• **Task brief**
Each entry below is to be transcribed exactly.

• **Supplied entries**
----------

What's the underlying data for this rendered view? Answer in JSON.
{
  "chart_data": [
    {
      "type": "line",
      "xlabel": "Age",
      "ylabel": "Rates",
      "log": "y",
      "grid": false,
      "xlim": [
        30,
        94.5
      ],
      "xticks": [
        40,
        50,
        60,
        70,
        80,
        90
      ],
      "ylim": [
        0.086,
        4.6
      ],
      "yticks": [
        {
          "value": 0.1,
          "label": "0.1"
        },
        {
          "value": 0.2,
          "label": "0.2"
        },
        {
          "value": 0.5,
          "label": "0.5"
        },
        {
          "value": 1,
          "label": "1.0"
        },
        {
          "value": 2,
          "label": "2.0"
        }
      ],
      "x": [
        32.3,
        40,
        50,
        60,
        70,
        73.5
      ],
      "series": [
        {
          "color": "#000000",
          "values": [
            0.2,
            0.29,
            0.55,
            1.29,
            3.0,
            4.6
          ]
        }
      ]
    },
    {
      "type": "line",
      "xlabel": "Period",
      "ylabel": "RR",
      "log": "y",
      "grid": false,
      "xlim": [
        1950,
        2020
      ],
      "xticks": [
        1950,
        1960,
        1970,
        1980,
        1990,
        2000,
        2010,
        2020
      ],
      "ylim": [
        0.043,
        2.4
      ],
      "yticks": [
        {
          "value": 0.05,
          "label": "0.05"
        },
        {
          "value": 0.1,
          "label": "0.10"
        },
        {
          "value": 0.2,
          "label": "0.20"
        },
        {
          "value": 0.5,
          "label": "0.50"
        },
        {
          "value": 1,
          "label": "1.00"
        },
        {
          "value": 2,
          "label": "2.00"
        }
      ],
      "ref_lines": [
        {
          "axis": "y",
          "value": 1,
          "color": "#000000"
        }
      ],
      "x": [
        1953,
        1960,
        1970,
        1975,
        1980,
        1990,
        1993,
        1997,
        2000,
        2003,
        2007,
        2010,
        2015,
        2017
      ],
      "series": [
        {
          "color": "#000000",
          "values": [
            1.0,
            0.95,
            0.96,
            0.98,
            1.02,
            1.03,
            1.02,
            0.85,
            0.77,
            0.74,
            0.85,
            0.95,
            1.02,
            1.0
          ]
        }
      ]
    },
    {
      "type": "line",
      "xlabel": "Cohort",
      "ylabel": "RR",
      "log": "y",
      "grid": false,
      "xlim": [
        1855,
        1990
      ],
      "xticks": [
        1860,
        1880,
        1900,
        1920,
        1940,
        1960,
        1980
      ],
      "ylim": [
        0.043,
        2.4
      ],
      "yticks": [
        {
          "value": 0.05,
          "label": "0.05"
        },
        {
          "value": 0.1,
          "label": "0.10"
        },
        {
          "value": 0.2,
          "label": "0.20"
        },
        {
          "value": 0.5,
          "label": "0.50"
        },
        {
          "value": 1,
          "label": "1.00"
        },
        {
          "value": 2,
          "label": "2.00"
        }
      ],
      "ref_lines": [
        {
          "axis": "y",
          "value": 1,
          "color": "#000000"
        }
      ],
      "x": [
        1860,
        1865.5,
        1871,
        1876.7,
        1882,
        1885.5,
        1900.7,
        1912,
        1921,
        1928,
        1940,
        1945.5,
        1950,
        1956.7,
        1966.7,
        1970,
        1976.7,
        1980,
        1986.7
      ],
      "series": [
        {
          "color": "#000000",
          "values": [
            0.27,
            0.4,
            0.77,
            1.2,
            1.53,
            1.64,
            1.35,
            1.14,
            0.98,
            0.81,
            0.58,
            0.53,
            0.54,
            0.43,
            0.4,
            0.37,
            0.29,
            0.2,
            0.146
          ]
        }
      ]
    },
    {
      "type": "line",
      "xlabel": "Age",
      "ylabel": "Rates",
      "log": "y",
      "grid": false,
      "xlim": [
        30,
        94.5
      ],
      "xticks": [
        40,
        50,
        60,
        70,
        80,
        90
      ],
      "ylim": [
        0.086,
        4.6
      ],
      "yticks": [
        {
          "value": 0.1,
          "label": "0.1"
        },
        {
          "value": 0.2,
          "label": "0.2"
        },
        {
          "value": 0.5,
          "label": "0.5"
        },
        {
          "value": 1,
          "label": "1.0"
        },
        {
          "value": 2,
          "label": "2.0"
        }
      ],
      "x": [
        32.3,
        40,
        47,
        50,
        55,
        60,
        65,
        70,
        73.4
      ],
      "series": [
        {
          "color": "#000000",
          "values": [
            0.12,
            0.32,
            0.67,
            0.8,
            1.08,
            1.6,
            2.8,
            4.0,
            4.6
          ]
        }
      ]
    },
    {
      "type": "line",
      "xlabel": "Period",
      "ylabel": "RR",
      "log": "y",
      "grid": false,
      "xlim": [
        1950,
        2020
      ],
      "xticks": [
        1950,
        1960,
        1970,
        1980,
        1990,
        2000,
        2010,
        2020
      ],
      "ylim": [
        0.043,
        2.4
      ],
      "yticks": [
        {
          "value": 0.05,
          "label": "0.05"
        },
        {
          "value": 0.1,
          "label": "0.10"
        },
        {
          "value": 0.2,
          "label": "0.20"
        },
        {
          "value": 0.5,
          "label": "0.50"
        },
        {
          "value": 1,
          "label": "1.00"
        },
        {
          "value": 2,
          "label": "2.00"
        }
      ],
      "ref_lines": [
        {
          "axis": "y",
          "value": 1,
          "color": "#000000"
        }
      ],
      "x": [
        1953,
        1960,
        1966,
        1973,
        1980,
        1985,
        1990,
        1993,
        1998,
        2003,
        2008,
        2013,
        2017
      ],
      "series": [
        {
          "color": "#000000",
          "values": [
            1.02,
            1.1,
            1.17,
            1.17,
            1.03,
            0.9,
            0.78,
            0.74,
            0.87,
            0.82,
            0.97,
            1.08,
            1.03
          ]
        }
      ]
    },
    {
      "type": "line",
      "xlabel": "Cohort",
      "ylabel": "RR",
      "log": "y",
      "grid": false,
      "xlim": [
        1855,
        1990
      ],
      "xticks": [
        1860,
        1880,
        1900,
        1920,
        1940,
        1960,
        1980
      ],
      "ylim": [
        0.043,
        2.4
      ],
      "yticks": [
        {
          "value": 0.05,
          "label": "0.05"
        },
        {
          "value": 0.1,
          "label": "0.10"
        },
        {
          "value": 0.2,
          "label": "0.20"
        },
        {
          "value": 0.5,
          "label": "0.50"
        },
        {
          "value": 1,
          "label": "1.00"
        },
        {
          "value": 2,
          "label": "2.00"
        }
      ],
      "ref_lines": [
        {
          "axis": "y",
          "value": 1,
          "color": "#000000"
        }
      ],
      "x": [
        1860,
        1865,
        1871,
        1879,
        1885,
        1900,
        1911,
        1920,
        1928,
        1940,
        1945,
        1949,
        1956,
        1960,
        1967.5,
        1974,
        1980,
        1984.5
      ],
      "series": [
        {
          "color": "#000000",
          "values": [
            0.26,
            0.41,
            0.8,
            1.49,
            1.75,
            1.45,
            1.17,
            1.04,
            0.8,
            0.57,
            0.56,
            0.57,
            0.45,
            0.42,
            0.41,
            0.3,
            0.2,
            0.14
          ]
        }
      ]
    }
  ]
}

----------

• **Task solution**
What's the underlying data for this rendered view? Answer in JSON.
{
  "chart_data": [
    {
      "type": "line",
      "xlabel": "Age",
      "ylabel": "Rates",
      "log": "y",
      "grid": false,
      "xlim": [
        30,
        94.5
      ],
      "xticks": [
        40,
        50,
        60,
        70,
        80,
        90
      ],
      "ylim": [
        0.086,
        4.6
      ],
      "yticks": [
        {
          "value": 0.1,
          "label": "0.1"
        },
        {
          "value": 0.2,
          "label": "0.2"
        },
        {
          "value": 0.5,
          "label": "0.5"
        },
        {
          "value": 1,
          "label": "1.0"
        },
        {
          "value": 2,
          "label": "2.0"
        }
      ],
      "x": [
        32.3,
        40,
        50,
        60,
        70,
        73.5
      ],
      "series": [
        {
          "color": "#000000",
          "values": [
            0.2,
            0.29,
            0.55,
            1.29,
            3.0,
            4.6
          ]
        }
      ]
    },
    {
      "type": "line",
      "xlabel": "Period",
      "ylabel": "RR",
      "log": "y",
      "grid": false,
      "xlim": [
        1950,
        2020
      ],
      "xticks": [
        1950,
        1960,
        1970,
        1980,
        1990,
        2000,
        2010,
        2020
      ],
      "ylim": [
        0.043,
        2.4
      ],
      "yticks": [
        {
          "value": 0.05,
          "label": "0.05"
        },
        {
          "value": 0.1,
          "label": "0.10"
        },
        {
          "value": 0.2,
          "label": "0.20"
        },
        {
          "value": 0.5,
          "label": "0.50"
        },
        {
          "value": 1,
          "label": "1.00"
        },
        {
          "value": 2,
          "label": "2.00"
        }
      ],
      "ref_lines": [
        {
          "axis": "y",
          "value": 1,
          "color": "#000000"
        }
      ],
      "x": [
        1953,
        1960,
        1970,
        1975,
        1980,
        1990,
        1993,
        1997,
        2000,
        2003,
        2007,
        2010,
        2015,
        2017
      ],
      "series": [
        {
          "color": "#000000",
          "values": [
            1.0,
            0.95,
            0.96,
            0.98,
            1.02,
            1.03,
            1.02,
            0.85,
            0.77,
            0.74,
            0.85,
            0.95,
            1.02,
            1.0
          ]
        }
      ]
    },
    {
      "type": "line",
      "xlabel": "Cohort",
      "ylabel": "RR",
      "log": "y",
      "grid": false,
      "xlim": [
        1855,
        1990
      ],
      "xticks": [
        1860,
        1880,
        1900,
        1920,
        1940,
        1960,
        1980
      ],
      "ylim": [
        0.043,
        2.4
      ],
      "yticks": [
        {
          "value": 0.05,
          "label": "0.05"
        },
        {
          "value": 0.1,
          "label": "0.10"
        },
        {
          "value": 0.2,
          "label": "0.20"
        },
        {
          "value": 0.5,
          "label": "0.50"
        },
        {
          "value": 1,
          "label": "1.00"
        },
        {
          "value": 2,
          "label": "2.00"
        }
      ],
      "ref_lines": [
        {
          "axis": "y",
          "value": 1,
          "color": "#000000"
        }
      ],
      "x": [
        1860,
        1865.5,
        1871,
        1876.7,
        1882,
        1885.5,
        1900.7,
        1912,
        1921,
        1928,
        1940,
        1945.5,
        1950,
        1956.7,
        1966.7,
        1970,
        1976.7,
        1980,
        1986.7
      ],
      "series": [
        {
          "color": "#000000",
          "values": [
            0.27,
            0.4,
            0.77,
            1.2,
            1.53,
            1.64,
            1.35,
            1.14,
            0.98,
            0.81,
            0.58,
            0.53,
            0.54,
            0.43,
            0.4,
            0.37,
            0.29,
            0.2,
            0.146
          ]
        }
      ]
    },
    {
      "type": "line",
      "xlabel": "Age",
      "ylabel": "Rates",
      "log": "y",
      "grid": false,
      "xlim": [
        30,
        94.5
      ],
      "xticks": [
        40,
        50,
        60,
        70,
        80,
        90
      ],
      "ylim": [
        0.086,
        4.6
      ],
      "yticks": [
        {
          "value": 0.1,
          "label": "0.1"
        },
        {
          "value": 0.2,
          "label": "0.2"
        },
        {
          "value": 0.5,
          "label": "0.5"
        },
        {
          "value": 1,
          "label": "1.0"
        },
        {
          "value": 2,
          "label": "2.0"
        }
      ],
      "x": [
        32.3,
        40,
        47,
        50,
        55,
        60,
        65,
        70,
        73.4
      ],
      "series": [
        {
          "color": "#000000",
          "values": [
            0.12,
            0.32,
            0.67,
            0.8,
            1.08,
            1.6,
            2.8,
            4.0,
            4.6
          ]
        }
      ]
    },
    {
      "type": "line",
      "xlabel": "Period",
      "ylabel": "RR",
      "log": "y",
      "grid": false,
      "xlim": [
        1950,
        2020
      ],
      "xticks": [
        1950,
        1960,
        1970,
        1980,
        1990,
        2000,
        2010,
        2020
      ],
      "ylim": [
        0.043,
        2.4
      ],
      "yticks": [
        {
          "value": 0.05,
          "label": "0.05"
        },
        {
          "value": 0.1,
          "label": "0.10"
        },
        {
          "value": 0.2,
          "label": "0.20"
        },
        {
          "value": 0.5,
          "label": "0.50"
        },
        {
          "value": 1,
          "label": "1.00"
        },
        {
          "value": 2,
          "label": "2.00"
        }
      ],
      "ref_lines": [
        {
          "axis": "y",
          "value": 1,
          "color": "#000000"
        }
      ],
      "x": [
        1953,
        1960,
        1966,
        1973,
        1980,
        1985,
        1990,
        1993,
        1998,
        2003,
        2008,
        2013,
        2017
      ],
      "series": [
        {
          "color": "#000000",
          "values": [
            1.02,
            1.1,
            1.17,
            1.17,
            1.03,
            0.9,
            0.78,
            0.74,
            0.87,
            0.82,
            0.97,
            1.08,
            1.03
          ]
        }
      ]
    },
    {
      "type": "line",
      "xlabel": "Cohort",
      "ylabel": "RR",
      "log": "y",
      "grid": false,
      "xlim": [
        1855,
        1990
      ],
      "xticks": [
        1860,
        1880,
        1900,
        1920,
        1940,
        1960,
        1980
      ],
      "ylim": [
        0.043,
        2.4
      ],
      "yticks": [
        {
          "value": 0.05,
          "label": "0.05"
        },
        {
          "value": 0.1,
          "label": "0.10"
        },
        {
          "value": 0.2,
          "label": "0.20"
        },
        {
          "value": 0.5,
          "label": "0.50"
        },
        {
          "value": 1,
          "label": "1.00"
        },
        {
          "value": 2,
          "label": "2.00"
        }
      ],
      "ref_lines": [
        {
          "axis": "y",
          "value": 1,
          "color": "#000000"
        }
      ],
      "x": [
        1860,
        1865,
        1871,
        1879,
        1885,
        1900,
        1911,
        1920,
        1928,
        1940,
        1945,
        1949,
        1956,
        1960,
        1967.5,
        1974,
        1980,
        1984.5
      ],
      "series": [
        {
          "color": "#000000",
          "values": [
            0.26,
            0.41,
            0.8,
            1.49,
            1.75,
            1.45,
            1.17,
            1.04,
            0.8,
            0.57,
            0.56,
            0.57,
            0.45,
            0.42,
            0.41,
            0.3,
            0.2,
            0.14
          ]
        }
      ]
    }
  ]
}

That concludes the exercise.